*** Block opens ***

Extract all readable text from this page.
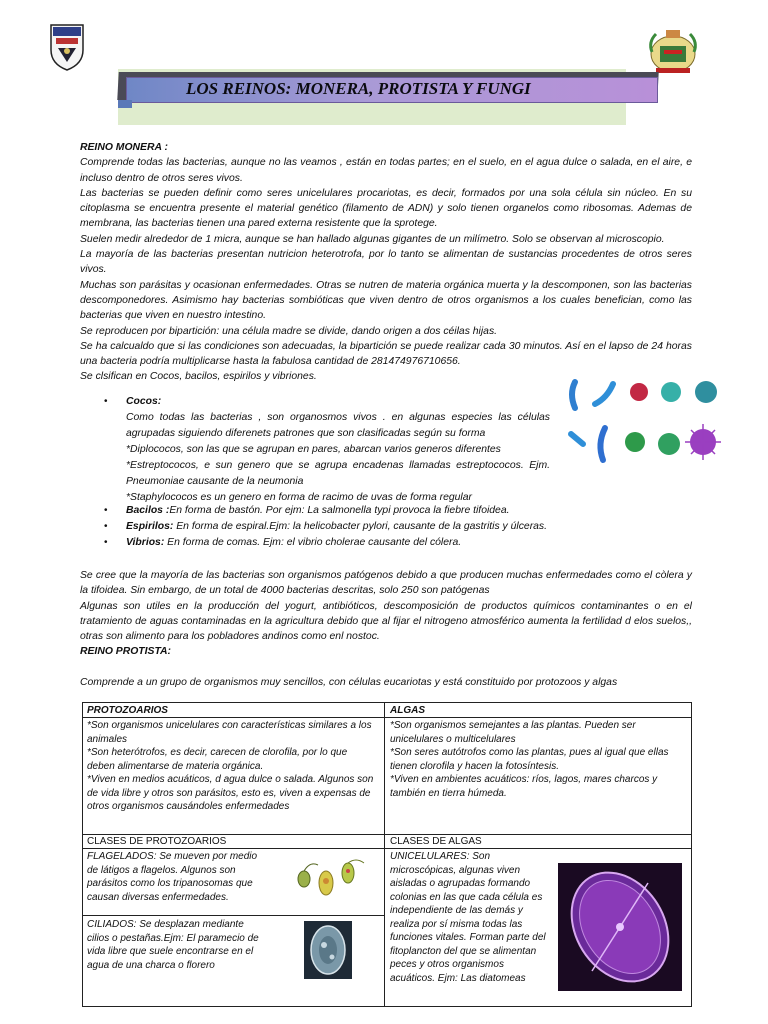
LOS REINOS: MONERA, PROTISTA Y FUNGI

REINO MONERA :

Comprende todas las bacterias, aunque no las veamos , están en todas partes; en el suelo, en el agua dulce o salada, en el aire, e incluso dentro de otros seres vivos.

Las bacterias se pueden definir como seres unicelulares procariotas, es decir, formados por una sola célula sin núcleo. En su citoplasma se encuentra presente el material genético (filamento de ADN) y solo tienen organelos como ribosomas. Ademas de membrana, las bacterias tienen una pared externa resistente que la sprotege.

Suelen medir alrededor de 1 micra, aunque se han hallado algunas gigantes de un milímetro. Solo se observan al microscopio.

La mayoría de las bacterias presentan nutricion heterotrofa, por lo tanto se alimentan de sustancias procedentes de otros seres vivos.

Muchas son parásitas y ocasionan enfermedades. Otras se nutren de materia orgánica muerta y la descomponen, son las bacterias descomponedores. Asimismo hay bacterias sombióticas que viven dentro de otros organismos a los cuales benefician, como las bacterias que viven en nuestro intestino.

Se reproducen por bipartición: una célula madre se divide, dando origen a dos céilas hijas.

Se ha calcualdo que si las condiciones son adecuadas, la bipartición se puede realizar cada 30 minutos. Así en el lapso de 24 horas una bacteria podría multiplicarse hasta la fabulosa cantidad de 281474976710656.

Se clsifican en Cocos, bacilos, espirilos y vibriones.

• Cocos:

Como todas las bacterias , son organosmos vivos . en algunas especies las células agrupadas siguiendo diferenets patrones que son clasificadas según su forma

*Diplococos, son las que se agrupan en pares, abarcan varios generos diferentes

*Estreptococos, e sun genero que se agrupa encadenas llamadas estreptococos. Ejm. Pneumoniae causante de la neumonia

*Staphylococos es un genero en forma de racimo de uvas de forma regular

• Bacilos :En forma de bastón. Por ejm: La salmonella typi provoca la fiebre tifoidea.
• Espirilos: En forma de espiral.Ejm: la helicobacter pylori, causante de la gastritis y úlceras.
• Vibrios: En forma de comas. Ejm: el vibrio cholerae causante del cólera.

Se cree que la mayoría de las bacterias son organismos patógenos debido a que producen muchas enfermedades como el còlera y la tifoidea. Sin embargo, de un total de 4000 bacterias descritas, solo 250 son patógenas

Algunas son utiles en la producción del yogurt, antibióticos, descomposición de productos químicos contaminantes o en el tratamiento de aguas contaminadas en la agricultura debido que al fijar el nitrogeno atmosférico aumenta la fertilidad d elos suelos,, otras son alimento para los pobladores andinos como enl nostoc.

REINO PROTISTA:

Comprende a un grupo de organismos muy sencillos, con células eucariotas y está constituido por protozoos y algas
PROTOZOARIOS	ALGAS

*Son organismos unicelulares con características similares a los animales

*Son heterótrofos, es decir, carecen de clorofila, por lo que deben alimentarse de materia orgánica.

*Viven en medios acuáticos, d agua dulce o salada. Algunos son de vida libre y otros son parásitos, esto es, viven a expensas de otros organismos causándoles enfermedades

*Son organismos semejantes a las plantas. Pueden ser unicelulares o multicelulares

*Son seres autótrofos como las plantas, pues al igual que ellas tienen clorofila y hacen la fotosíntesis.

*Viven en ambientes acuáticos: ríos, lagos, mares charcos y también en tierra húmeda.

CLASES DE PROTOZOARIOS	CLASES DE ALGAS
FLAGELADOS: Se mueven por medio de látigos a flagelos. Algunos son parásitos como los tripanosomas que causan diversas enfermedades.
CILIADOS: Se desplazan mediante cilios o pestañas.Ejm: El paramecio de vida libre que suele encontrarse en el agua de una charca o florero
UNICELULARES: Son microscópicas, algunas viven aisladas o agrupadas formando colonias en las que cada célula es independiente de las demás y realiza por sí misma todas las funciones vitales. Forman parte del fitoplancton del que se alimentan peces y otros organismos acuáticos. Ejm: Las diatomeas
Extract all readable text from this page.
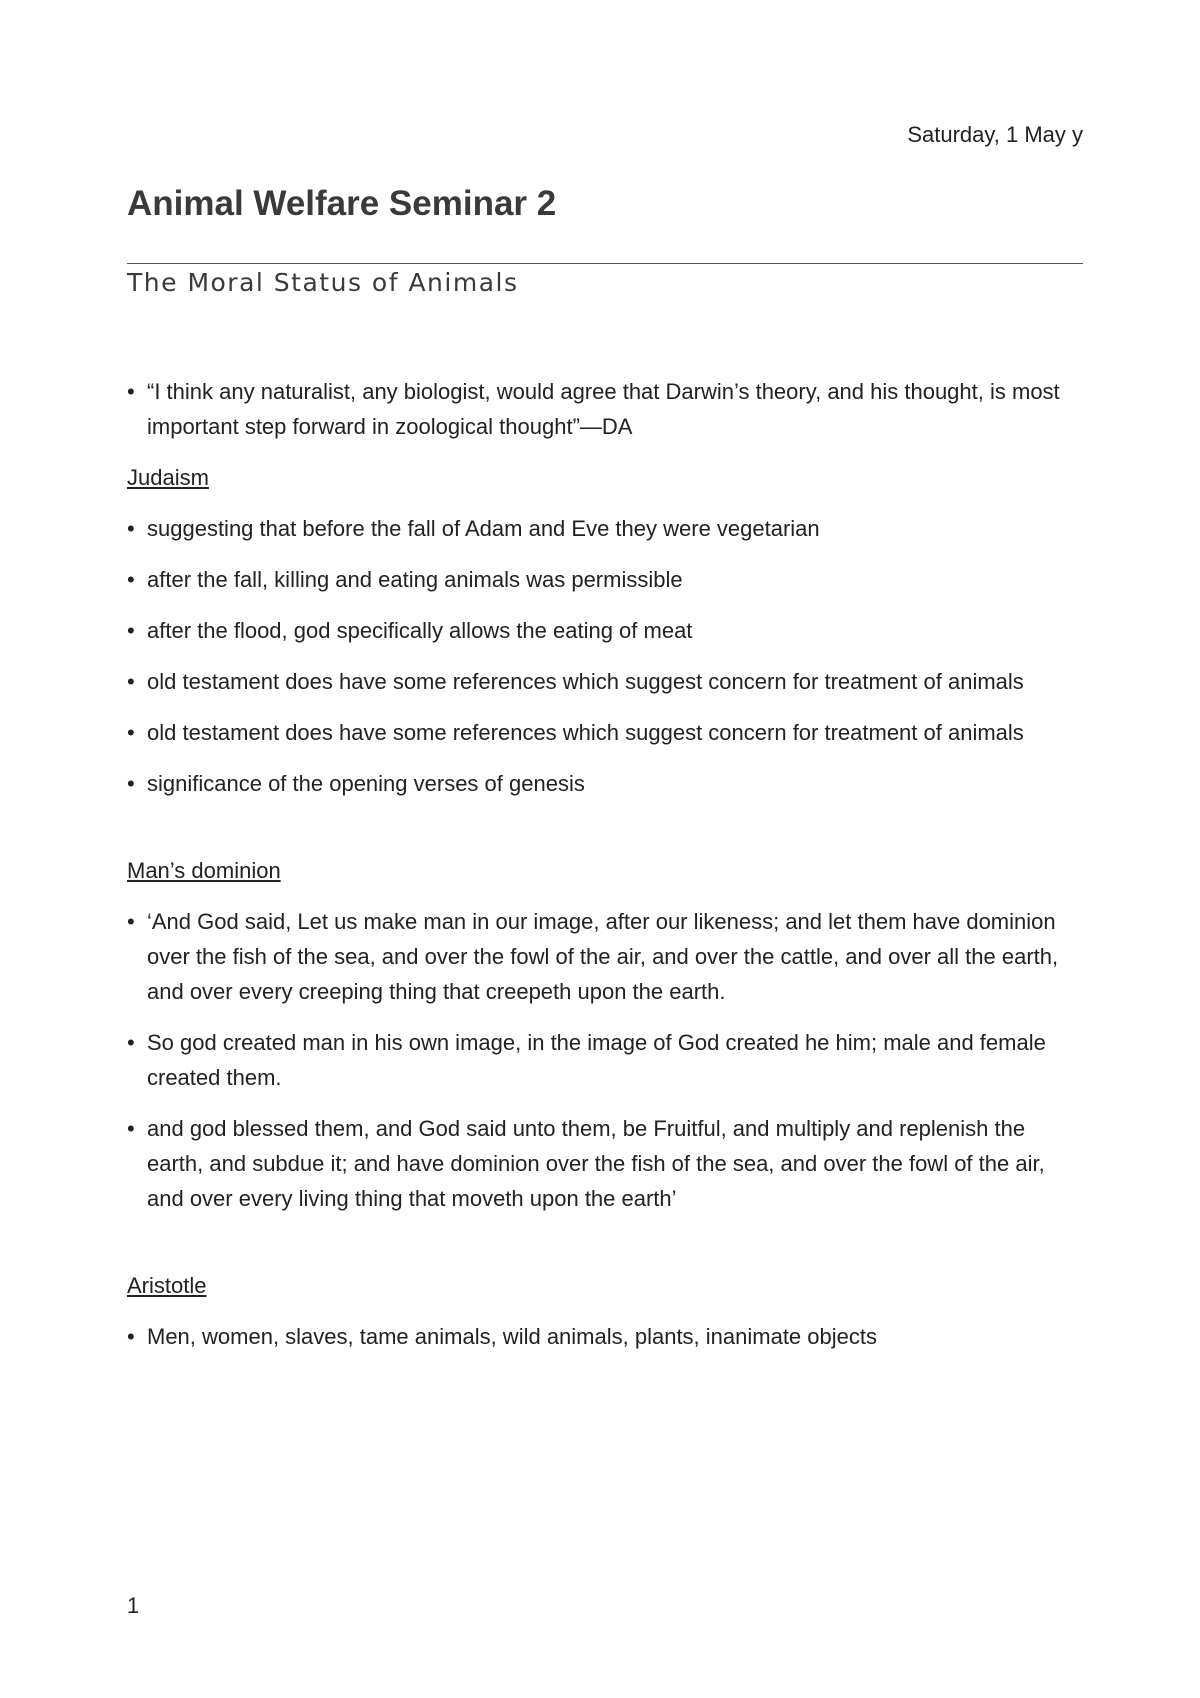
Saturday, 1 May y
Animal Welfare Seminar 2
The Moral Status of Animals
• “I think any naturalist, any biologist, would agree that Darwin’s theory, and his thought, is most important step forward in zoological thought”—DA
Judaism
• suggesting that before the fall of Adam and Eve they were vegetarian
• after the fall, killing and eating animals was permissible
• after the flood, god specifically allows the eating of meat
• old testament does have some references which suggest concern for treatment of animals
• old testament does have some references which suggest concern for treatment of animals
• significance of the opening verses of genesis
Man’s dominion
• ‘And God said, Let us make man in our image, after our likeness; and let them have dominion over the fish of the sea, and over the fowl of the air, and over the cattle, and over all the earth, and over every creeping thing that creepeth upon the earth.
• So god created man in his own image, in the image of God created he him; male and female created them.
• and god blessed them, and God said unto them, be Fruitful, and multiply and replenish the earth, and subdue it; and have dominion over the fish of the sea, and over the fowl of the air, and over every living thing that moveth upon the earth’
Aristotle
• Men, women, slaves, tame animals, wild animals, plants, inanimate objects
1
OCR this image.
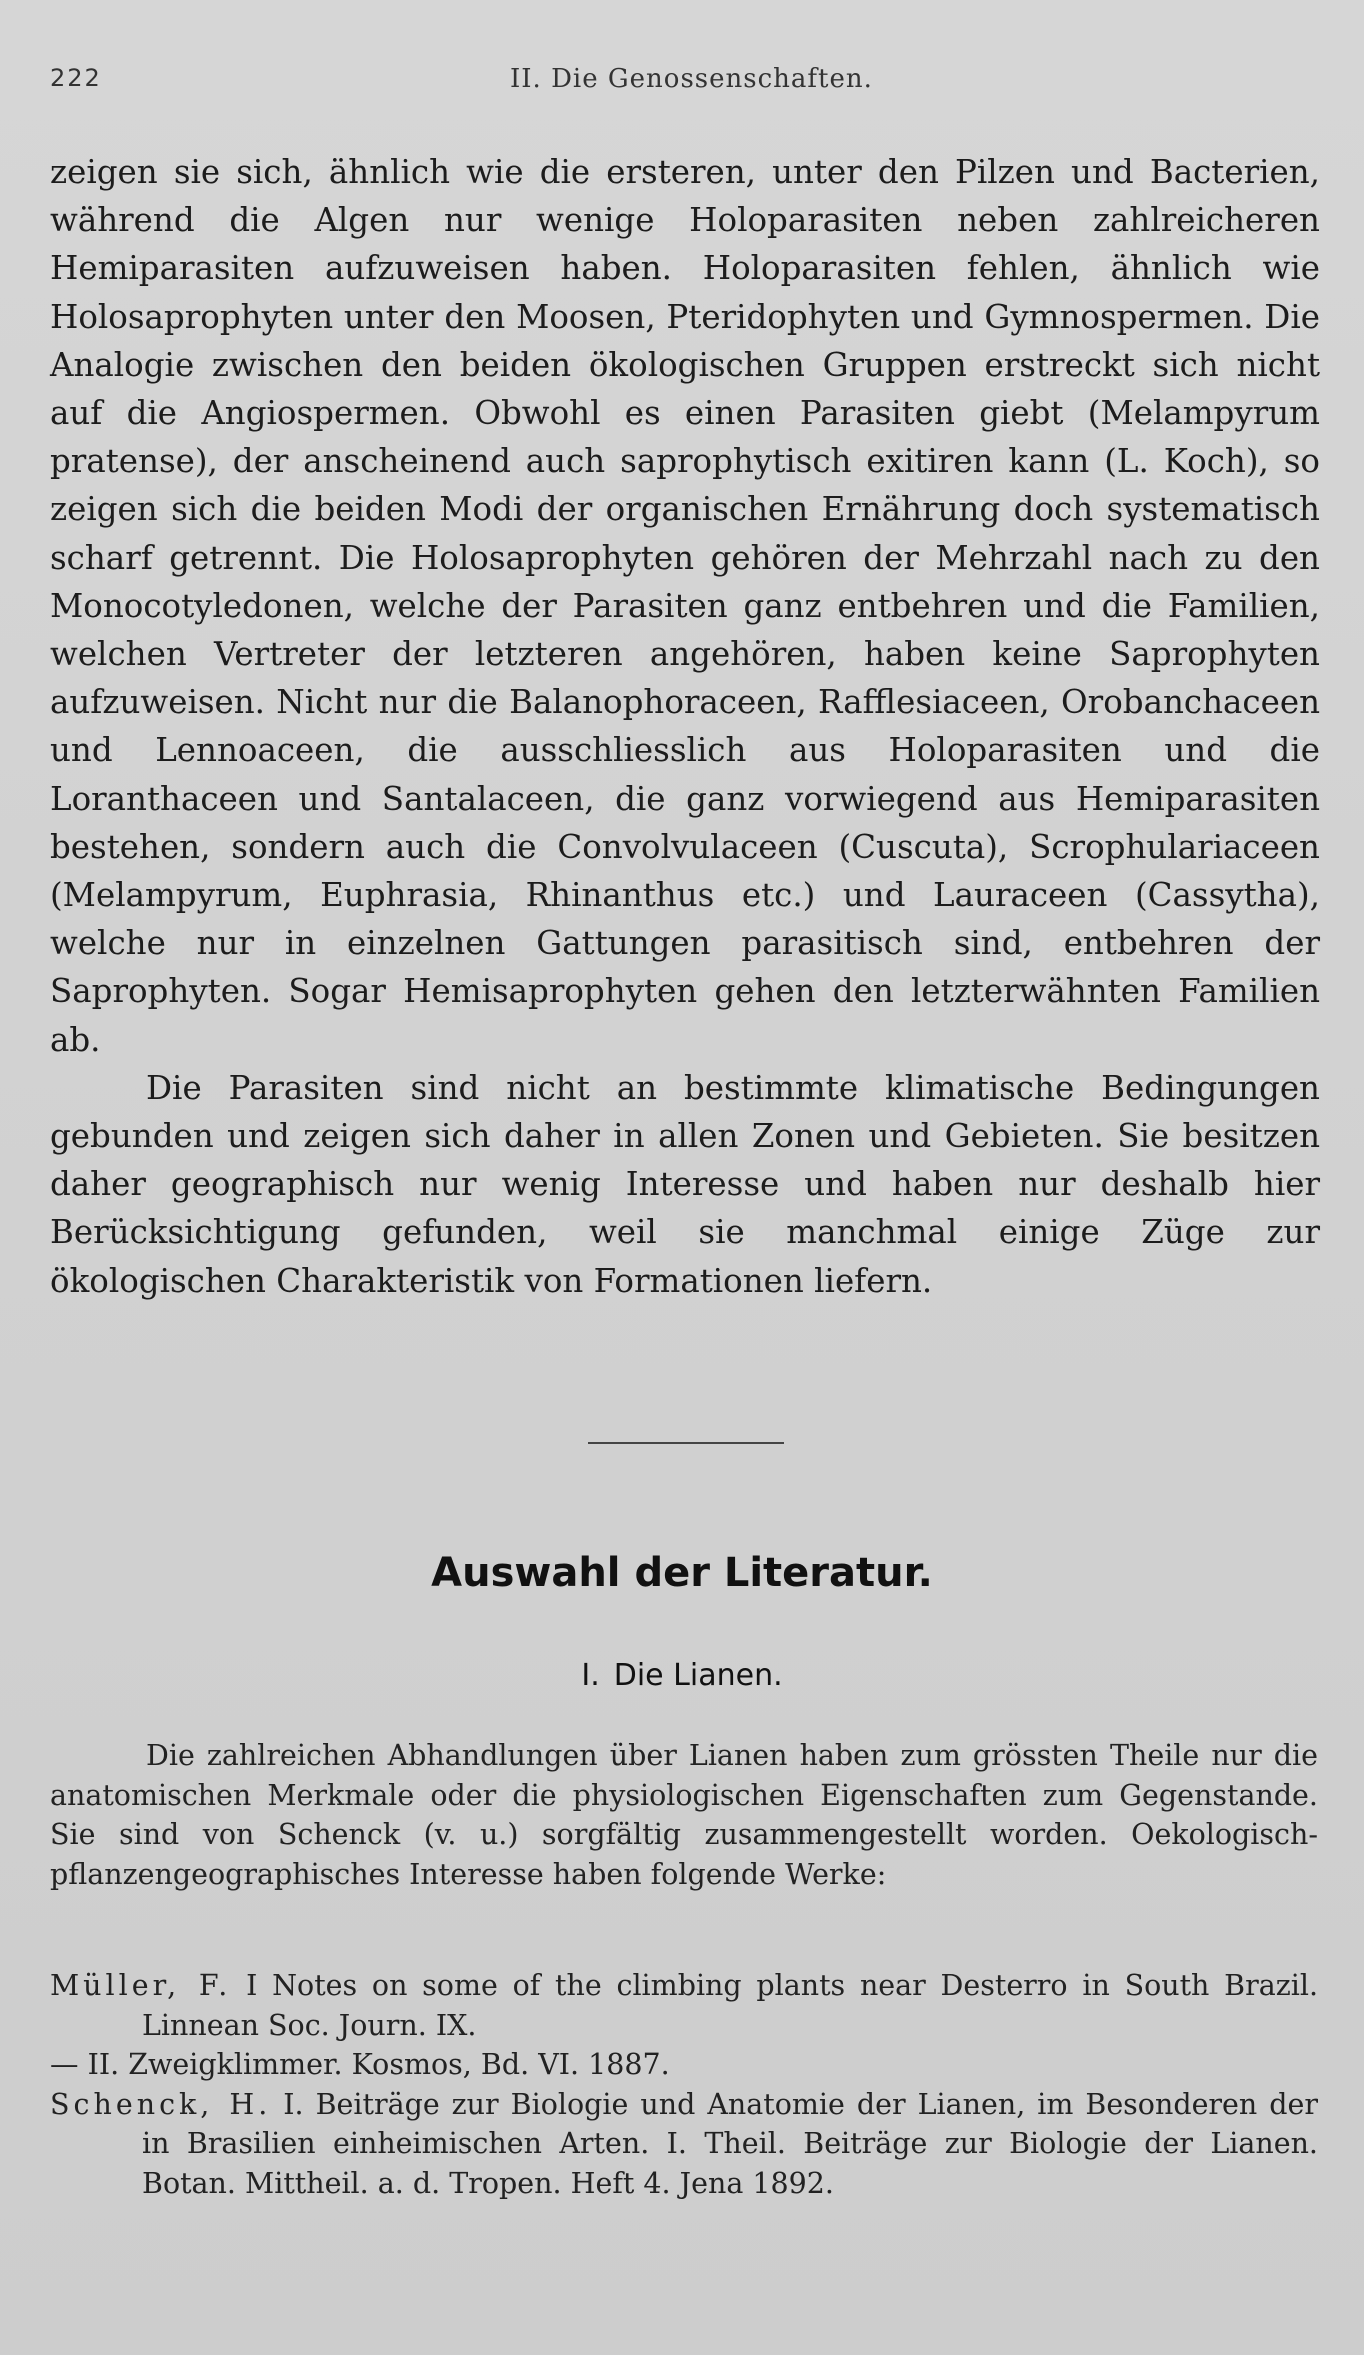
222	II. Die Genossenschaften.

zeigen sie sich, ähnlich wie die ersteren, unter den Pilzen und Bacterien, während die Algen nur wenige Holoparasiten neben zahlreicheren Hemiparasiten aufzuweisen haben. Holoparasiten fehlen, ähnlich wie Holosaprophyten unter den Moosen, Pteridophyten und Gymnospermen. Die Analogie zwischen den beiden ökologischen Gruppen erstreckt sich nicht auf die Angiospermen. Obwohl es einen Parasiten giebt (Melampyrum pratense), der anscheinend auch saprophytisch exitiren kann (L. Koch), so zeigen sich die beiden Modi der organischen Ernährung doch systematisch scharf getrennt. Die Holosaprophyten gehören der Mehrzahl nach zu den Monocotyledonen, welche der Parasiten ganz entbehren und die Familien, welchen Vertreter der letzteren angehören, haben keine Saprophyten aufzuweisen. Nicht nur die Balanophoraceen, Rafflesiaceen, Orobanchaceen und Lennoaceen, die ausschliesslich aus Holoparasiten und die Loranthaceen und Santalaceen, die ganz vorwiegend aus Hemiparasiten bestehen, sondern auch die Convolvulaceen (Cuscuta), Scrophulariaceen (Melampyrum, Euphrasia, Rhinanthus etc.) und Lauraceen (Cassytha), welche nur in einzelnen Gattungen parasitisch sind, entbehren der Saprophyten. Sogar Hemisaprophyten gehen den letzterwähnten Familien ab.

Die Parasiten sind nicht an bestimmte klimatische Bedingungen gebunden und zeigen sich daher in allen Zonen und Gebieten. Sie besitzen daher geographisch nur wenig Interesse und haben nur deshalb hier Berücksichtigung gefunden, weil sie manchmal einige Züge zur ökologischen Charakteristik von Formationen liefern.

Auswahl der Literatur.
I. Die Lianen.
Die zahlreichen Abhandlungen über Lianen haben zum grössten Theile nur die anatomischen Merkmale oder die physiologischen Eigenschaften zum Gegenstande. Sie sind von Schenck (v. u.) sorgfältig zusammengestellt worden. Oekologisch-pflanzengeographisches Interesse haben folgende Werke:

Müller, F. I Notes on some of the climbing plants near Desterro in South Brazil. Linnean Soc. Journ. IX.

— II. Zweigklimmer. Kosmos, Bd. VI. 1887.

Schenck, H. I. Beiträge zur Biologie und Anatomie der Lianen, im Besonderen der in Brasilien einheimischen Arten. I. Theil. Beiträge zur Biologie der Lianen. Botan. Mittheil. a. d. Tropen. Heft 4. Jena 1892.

*** Block closes ***

• _Exercise goal_:
All lines of the records containing "fall" should be shown.

• _Result_:
• suggesting that before the fall of Adam and Eve they were vegetarian
• after the fall, killing and eating animals was permissible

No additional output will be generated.